-- Start Extracted entries --

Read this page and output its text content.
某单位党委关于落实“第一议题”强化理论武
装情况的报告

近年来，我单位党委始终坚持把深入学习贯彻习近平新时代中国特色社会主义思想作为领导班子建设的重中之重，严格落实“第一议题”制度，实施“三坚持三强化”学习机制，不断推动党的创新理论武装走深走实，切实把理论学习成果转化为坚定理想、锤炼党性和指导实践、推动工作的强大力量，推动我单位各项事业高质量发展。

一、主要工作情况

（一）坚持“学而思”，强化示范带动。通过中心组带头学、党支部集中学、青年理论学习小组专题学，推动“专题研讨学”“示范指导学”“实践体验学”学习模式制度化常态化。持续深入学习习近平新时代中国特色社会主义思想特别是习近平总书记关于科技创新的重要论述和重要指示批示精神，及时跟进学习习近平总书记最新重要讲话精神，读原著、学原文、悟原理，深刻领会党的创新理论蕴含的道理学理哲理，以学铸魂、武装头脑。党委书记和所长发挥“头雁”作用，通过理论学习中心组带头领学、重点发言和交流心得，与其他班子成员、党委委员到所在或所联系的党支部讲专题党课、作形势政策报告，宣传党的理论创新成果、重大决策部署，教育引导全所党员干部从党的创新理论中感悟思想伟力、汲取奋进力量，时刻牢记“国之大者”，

-- End Extracted entries --

- _Job_
Go through the records and pull out each line that includes the word "第一议题".

- _Reply_
某单位党委关于落实“第一议题”强化理论武
近年来，我单位党委始终坚持把深入学习贯彻习近平新时代中国特色社会主义思想作为领导班子建设的重中之重，严格落实“第一议题”制度，实施“三坚持三强化”学习机制，不断推动党的创新理论武装走深走实，切实把理论学习成果转化为坚定理想、锤炼党性和指导实践、推动工作的强大力量，推动我单位各项事业高质量发展。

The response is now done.